La dépravation de l’opprimé n’est pas une excuse pour celui qui opprime ; mais elle est plutôt une honte supplémentaire pour lui, car la mauvaise conduite est, dans une large mesure, un effet plutôt que la cause et la justification de l’oppression.

Il faut bien le dire : la très grande force de Vareuse Blanche tient à la pertinence de son regard sociale. Diatribe incroyablement justifiée contre les châtiments corporels, la domination hiérarchique absurdes dans autant d’exemples incroyablement incarnés. On aurait ici, pour ainsi dire, l’exact inverse de L’heureux retour. Melville prend toujours le point de vue des simples matelots, ceux qui subissent la vie à bord de cette frégate monde, de cette manière de « communisme domestique », ce vol de tous par tous dans cet univers clos. Le statut indéterminé du narrateur, ni dedans ni dehors, participant toujours marginalement, lui permet de ne jamais céder à l’hagiographie. Implacable réquisitoire contre le fouet, Melville n’en occulte pas moins les torts, les errances des marins. Descriptions enlevées de leurs magouilles, notamment dans la contrebande d’alcool. Une vraie sympathie, rendu de leurs langues, leurs colères et leur soumission à l’injustice. Un imparable document historique.

● ● ● ● ● ● ●

> **ÉNONCÉ A**:
Extrayez de la critique de Vareuse Blanche le passage qui va de « La dépravation de » jusqu'à « justification de l’oppression. » inclus.
> **ÉNONCÉ B**:
D'après la critique de Vareuse Blanche, de quel point de vue Melville se place-t-il toujours ?

> **DONNÉES FOURNIES**:
● ● ● ● ● ● ●

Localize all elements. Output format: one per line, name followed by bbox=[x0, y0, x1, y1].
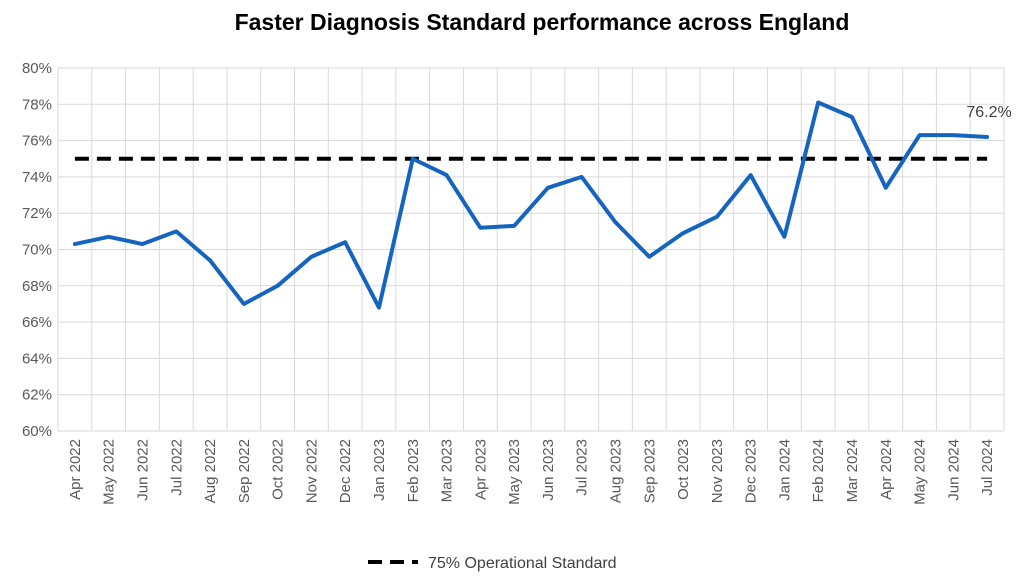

● ● ● ● ● ● ●

> **CORRIGÉ RÉDIGÉ A**:
La dépravation de l’opprimé n’est pas une excuse pour celui qui opprime ; mais elle est plutôt une honte supplémentaire pour lui, car la mauvaise conduite est, dans une large mesure, un effet plutôt que la cause et la justification de l’oppression.

> **CORRIGÉ RÉDIGÉ B**:
Melville adopte le point de vue des simples matelots, ceux qui subissent la vie à bord de la frégate.